** start GIVEN RECORDS **

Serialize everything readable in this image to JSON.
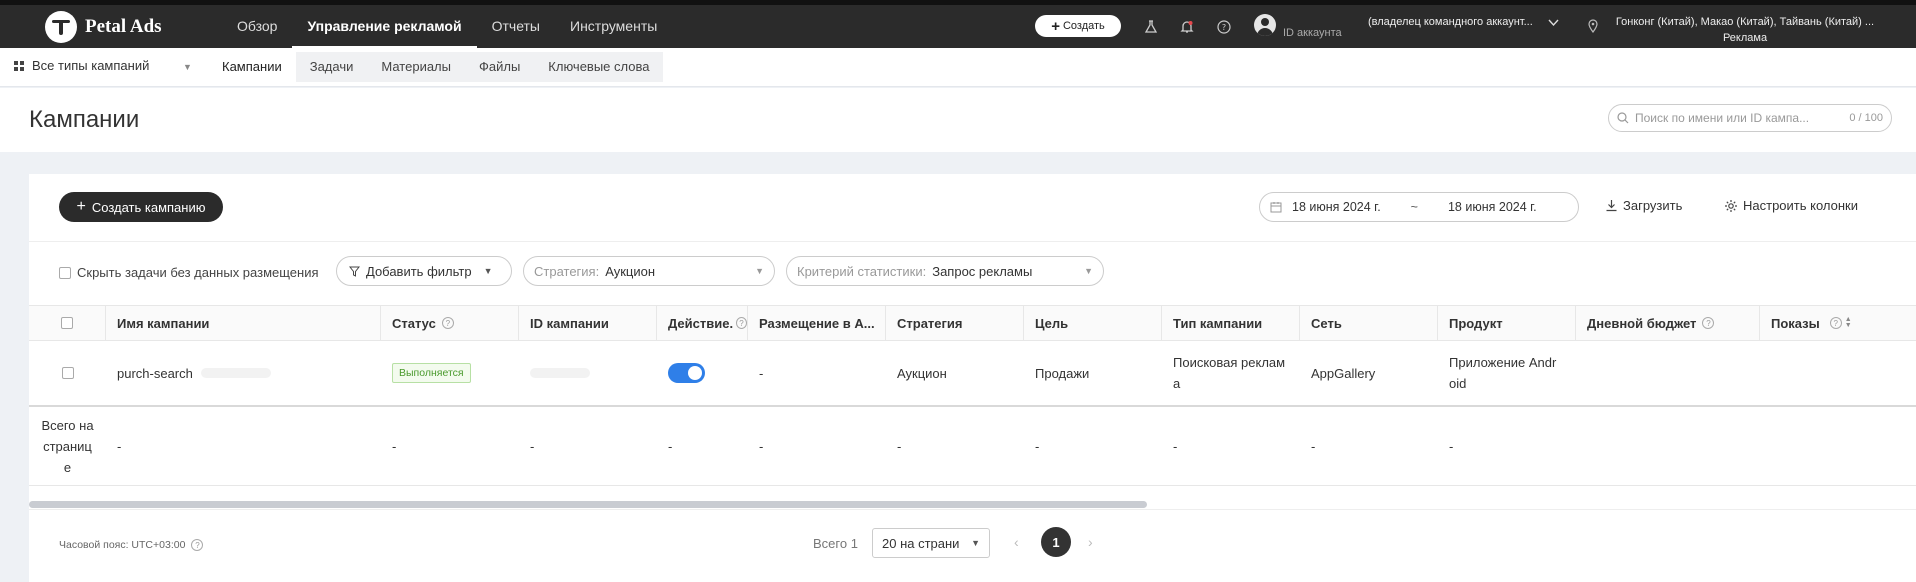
{
  "topbar": {
    "brand": "Petal Ads",
    "nav": [
      "Обзор",
      "Управление рекламой",
      "Отчеты",
      "Инструменты"
    ],
    "active_nav": 1,
    "create_label": "Создать",
    "account_id": "ID аккаунта",
    "owner": "(владелец командного аккаунт...",
    "region_line1": "Гонконг (Китай), Макао (Китай), Тайвань (Китай) ...",
    "region_line2": "Реклама"
  },
  "subnav": {
    "campaign_type": "Все типы кампаний",
    "tabs": [
      "Кампании",
      "Задачи",
      "Материалы",
      "Файлы",
      "Ключевые слова"
    ],
    "active_tab": 0
  },
  "page": {
    "title": "Кампании",
    "search_placeholder": "Поиск по имени или ID кампа...",
    "search_count": "0 / 100"
  },
  "toolbar": {
    "create_campaign": "Создать кампанию",
    "date_from": "18 июня 2024 г.",
    "date_sep": "~",
    "date_to": "18 июня 2024 г.",
    "download": "Загрузить",
    "columns": "Настроить колонки"
  },
  "filters": {
    "hide_tasks": "Скрыть задачи без данных размещения",
    "add_filter": "Добавить фильтр",
    "strategy_label": "Стратегия:",
    "strategy_value": "Аукцион",
    "stat_label": "Критерий статистики:",
    "stat_value": "Запрос рекламы"
  },
  "table": {
    "headers": {
      "name": "Имя кампании",
      "status": "Статус",
      "id": "ID кампании",
      "action": "Действие...",
      "placement": "Размещение в А...",
      "strategy": "Стратегия",
      "goal": "Цель",
      "type": "Тип кампании",
      "network": "Сеть",
      "product": "Продукт",
      "budget": "Дневной бюджет",
      "impressions": "Показы"
    },
    "row": {
      "name": "purch-search",
      "status": "Выполняется",
      "placement": "-",
      "strategy": "Аукцион",
      "goal": "Продажи",
      "type": "Поисковая реклам\nа",
      "network": "AppGallery",
      "product": "Приложение Andr\noid",
      "toggle_on": true
    },
    "total": {
      "label": "Всего на\nстраниц\nе",
      "dash": "-"
    }
  },
  "footer": {
    "timezone": "Часовой пояс: UTC+03:00",
    "total": "Всего 1",
    "per_page": "20 на страни",
    "current_page": "1"
  }
}
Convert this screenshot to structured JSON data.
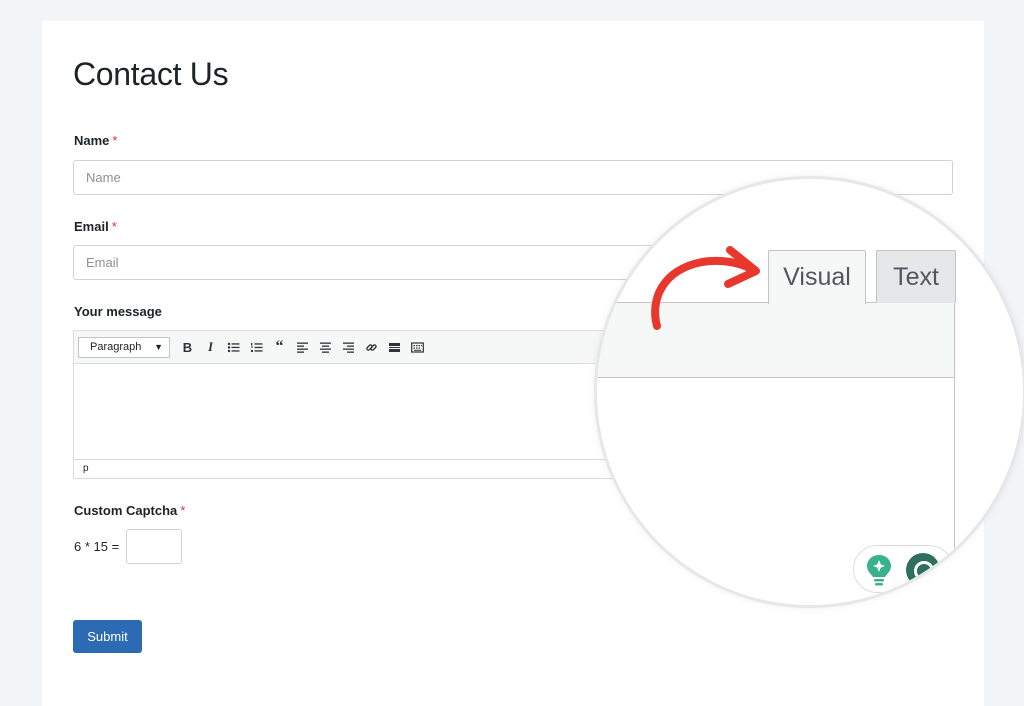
{
  "form": {
    "title": "Contact Us",
    "name": {
      "label": "Name",
      "required_mark": "*",
      "placeholder": "Name"
    },
    "email": {
      "label": "Email",
      "required_mark": "*",
      "placeholder": "Email"
    },
    "message": {
      "label": "Your message",
      "format_select": "Paragraph",
      "statusbar_path": "p",
      "toolbar_icons": [
        "bold-icon",
        "italic-icon",
        "bullet-list-icon",
        "numbered-list-icon",
        "blockquote-icon",
        "align-left-icon",
        "align-center-icon",
        "align-right-icon",
        "link-icon",
        "read-more-icon",
        "toolbar-toggle-icon"
      ]
    },
    "captcha": {
      "label": "Custom Captcha",
      "required_mark": "*",
      "question": "6 * 15 ="
    },
    "submit_label": "Submit"
  },
  "magnifier": {
    "tab_visual": "Visual",
    "tab_text": "Text",
    "arrow_color": "#e8372c"
  },
  "colors": {
    "accent": "#2c6bb4",
    "required": "#d63638",
    "grammarly_bulb": "#39b28c",
    "grammarly_ring": "#2f6f5e"
  }
}
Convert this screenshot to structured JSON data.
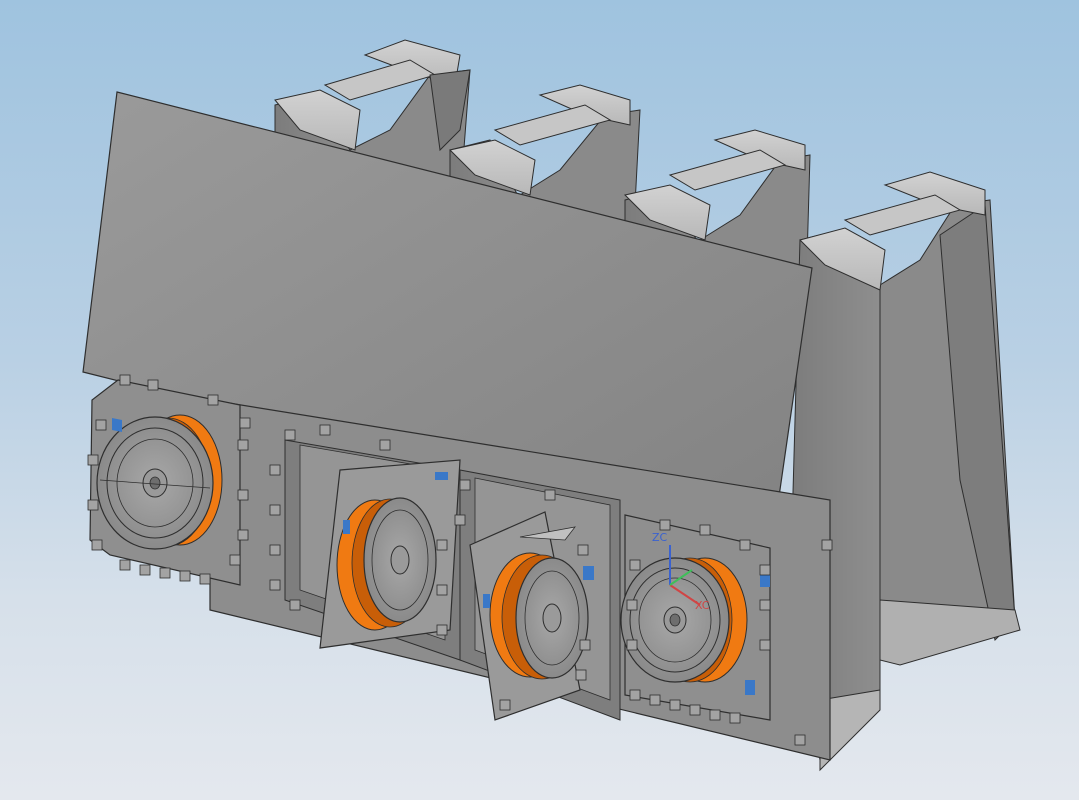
{
  "viewport": {
    "background_top": "#9fc3df",
    "background_bottom": "#e4e8ee"
  },
  "model": {
    "part_color": "#8c8c8c",
    "part_edge_color": "#2e2e2e",
    "ring_color": "#f07a12",
    "ring_shadow_color": "#c85e08",
    "hatch_color": "#3a78c8"
  },
  "csys": {
    "zc_label": "ZC",
    "xc_label": "XC",
    "z_color": "#3a62d0",
    "x_color": "#d04545",
    "y_color": "#3fbf5a"
  }
}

** end GIVEN RECORDS **

[EXERCISE OBJECTIVE] Copy the listing word for word, excluding its pictures.

[EXERCISE SOLUTION]
Serialize everything readable in this image to JSON.
{
  "topbar": {
    "brand": "Petal Ads",
    "nav": [
      "Обзор",
      "Управление рекламой",
      "Отчеты",
      "Инструменты"
    ],
    "active_nav": 1,
    "create_label": "Создать",
    "account_id": "ID аккаунта",
    "owner": "(владелец командного аккаунт...",
    "region_line1": "Гонконг (Китай), Макао (Китай), Тайвань (Китай) ...",
    "region_line2": "Реклама"
  },
  "subnav": {
    "campaign_type": "Все типы кампаний",
    "tabs": [
      "Кампании",
      "Задачи",
      "Материалы",
      "Файлы",
      "Ключевые слова"
    ],
    "active_tab": 0
  },
  "page": {
    "title": "Кампании",
    "search_placeholder": "Поиск по имени или ID кампа...",
    "search_count": "0 / 100"
  },
  "toolbar": {
    "create_campaign": "Создать кампанию",
    "date_from": "18 июня 2024 г.",
    "date_sep": "~",
    "date_to": "18 июня 2024 г.",
    "download": "Загрузить",
    "columns": "Настроить колонки"
  },
  "filters": {
    "hide_tasks": "Скрыть задачи без данных размещения",
    "add_filter": "Добавить фильтр",
    "strategy_label": "Стратегия:",
    "strategy_value": "Аукцион",
    "stat_label": "Критерий статистики:",
    "stat_value": "Запрос рекламы"
  },
  "table": {
    "headers": {
      "name": "Имя кампании",
      "status": "Статус",
      "id": "ID кампании",
      "action": "Действие...",
      "placement": "Размещение в А...",
      "strategy": "Стратегия",
      "goal": "Цель",
      "type": "Тип кампании",
      "network": "Сеть",
      "product": "Продукт",
      "budget": "Дневной бюджет",
      "impressions": "Показы"
    },
    "row": {
      "name": "purch-search",
      "status": "Выполняется",
      "placement": "-",
      "strategy": "Аукцион",
      "goal": "Продажи",
      "type": "Поисковая реклам\nа",
      "network": "AppGallery",
      "product": "Приложение Andr\noid",
      "toggle_on": true
    },
    "total": {
      "label": "Всего на\nстраниц\nе",
      "dash": "-"
    }
  },
  "footer": {
    "timezone": "Часовой пояс: UTC+03:00",
    "total": "Всего 1",
    "per_page": "20 на страни",
    "current_page": "1"
  }
}
Convert this screenshot to structured JSON data.
{
  "form": {
    "title": "Contact Us",
    "name": {
      "label": "Name",
      "required_mark": "*",
      "placeholder": "Name"
    },
    "email": {
      "label": "Email",
      "required_mark": "*",
      "placeholder": "Email"
    },
    "message": {
      "label": "Your message",
      "format_select": "Paragraph",
      "statusbar_path": "p",
      "toolbar_icons": [
        "bold-icon",
        "italic-icon",
        "bullet-list-icon",
        "numbered-list-icon",
        "blockquote-icon",
        "align-left-icon",
        "align-center-icon",
        "align-right-icon",
        "link-icon",
        "read-more-icon",
        "toolbar-toggle-icon"
      ]
    },
    "captcha": {
      "label": "Custom Captcha",
      "required_mark": "*",
      "question": "6 * 15 ="
    },
    "submit_label": "Submit"
  },
  "magnifier": {
    "tab_visual": "Visual",
    "tab_text": "Text",
    "arrow_color": "#e8372c"
  },
  "colors": {
    "accent": "#2c6bb4",
    "required": "#d63638",
    "grammarly_bulb": "#39b28c",
    "grammarly_ring": "#2f6f5e"
  }
}
Convert this screenshot to structured JSON data.
{
  "viewport": {
    "background_top": "#9fc3df",
    "background_bottom": "#e4e8ee"
  },
  "model": {
    "part_color": "#8c8c8c",
    "part_edge_color": "#2e2e2e",
    "ring_color": "#f07a12",
    "ring_shadow_color": "#c85e08",
    "hatch_color": "#3a78c8"
  },
  "csys": {
    "zc_label": "ZC",
    "xc_label": "XC",
    "z_color": "#3a62d0",
    "x_color": "#d04545",
    "y_color": "#3fbf5a"
  }
}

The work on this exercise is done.